◆ Written task:
Scan the following material for the string "salir" and copy each line in which it appears.

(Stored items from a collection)
-- BEGIN --

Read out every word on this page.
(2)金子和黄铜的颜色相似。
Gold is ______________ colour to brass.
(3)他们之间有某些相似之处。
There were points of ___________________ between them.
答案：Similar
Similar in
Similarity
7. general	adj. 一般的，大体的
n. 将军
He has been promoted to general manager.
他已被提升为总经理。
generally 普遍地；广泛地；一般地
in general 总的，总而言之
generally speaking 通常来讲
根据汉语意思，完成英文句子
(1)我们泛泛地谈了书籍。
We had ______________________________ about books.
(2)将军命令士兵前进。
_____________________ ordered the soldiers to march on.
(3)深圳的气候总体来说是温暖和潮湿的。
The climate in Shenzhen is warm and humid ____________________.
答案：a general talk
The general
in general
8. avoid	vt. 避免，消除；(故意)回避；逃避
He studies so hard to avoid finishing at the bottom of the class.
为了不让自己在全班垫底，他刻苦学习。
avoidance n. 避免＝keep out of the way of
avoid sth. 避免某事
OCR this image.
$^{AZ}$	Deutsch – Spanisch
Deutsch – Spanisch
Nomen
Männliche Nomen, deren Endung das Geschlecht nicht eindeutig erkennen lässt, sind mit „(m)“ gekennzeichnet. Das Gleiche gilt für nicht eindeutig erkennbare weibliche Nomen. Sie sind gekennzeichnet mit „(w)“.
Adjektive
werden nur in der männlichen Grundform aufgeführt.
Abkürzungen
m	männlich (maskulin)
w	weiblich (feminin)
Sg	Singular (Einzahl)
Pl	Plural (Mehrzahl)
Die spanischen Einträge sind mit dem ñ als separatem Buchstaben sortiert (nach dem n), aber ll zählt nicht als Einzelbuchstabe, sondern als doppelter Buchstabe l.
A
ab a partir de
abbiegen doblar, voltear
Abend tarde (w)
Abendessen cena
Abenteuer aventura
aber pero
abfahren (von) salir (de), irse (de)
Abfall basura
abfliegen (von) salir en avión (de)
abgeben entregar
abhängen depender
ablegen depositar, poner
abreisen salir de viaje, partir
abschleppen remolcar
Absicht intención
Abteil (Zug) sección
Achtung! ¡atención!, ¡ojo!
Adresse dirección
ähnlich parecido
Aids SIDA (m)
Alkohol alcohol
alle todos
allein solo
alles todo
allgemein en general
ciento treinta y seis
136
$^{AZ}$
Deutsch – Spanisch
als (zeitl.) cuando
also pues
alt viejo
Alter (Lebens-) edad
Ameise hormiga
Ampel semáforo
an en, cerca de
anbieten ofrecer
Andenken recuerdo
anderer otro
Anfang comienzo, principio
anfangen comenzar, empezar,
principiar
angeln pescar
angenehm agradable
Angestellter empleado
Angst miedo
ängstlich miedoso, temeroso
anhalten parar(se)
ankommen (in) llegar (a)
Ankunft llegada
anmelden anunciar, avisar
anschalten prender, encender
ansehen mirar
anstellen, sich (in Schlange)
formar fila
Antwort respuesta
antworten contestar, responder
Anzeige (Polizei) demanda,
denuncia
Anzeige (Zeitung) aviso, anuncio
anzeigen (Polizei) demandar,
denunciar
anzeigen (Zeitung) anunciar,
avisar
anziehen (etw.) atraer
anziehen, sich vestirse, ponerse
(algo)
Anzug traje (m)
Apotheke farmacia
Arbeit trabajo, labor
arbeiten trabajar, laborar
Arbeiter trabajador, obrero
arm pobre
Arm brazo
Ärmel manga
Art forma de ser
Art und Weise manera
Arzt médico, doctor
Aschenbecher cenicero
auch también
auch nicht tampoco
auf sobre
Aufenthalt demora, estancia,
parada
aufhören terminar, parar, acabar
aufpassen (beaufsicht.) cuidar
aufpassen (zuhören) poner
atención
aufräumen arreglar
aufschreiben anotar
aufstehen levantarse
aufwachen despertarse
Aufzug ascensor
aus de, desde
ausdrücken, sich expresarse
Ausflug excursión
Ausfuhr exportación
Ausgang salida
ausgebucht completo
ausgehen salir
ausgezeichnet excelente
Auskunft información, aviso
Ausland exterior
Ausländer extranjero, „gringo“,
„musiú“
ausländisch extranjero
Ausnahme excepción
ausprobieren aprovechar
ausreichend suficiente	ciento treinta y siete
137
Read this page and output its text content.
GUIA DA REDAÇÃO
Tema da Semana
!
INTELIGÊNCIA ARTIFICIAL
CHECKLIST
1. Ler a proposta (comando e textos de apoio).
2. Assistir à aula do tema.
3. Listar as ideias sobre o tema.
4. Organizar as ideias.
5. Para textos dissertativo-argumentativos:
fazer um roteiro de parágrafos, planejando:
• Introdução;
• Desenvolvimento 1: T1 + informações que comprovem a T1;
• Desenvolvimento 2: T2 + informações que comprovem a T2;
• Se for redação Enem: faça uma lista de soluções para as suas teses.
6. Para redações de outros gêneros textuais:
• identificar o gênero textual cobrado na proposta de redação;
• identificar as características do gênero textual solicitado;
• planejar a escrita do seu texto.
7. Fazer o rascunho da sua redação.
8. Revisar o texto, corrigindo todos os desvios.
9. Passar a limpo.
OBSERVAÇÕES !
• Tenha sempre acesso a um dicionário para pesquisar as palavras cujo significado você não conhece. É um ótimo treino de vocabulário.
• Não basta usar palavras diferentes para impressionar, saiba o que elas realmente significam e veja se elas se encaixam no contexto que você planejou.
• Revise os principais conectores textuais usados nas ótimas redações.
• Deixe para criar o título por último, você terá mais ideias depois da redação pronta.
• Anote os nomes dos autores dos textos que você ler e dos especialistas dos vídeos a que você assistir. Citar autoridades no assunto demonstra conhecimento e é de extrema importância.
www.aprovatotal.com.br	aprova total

-- END --

◆ The completed task:
abfahren (von) salir (de), irse (de)
abfliegen (von) salir en avión (de)
abreisen salir de viaje, partir
ausgehen salir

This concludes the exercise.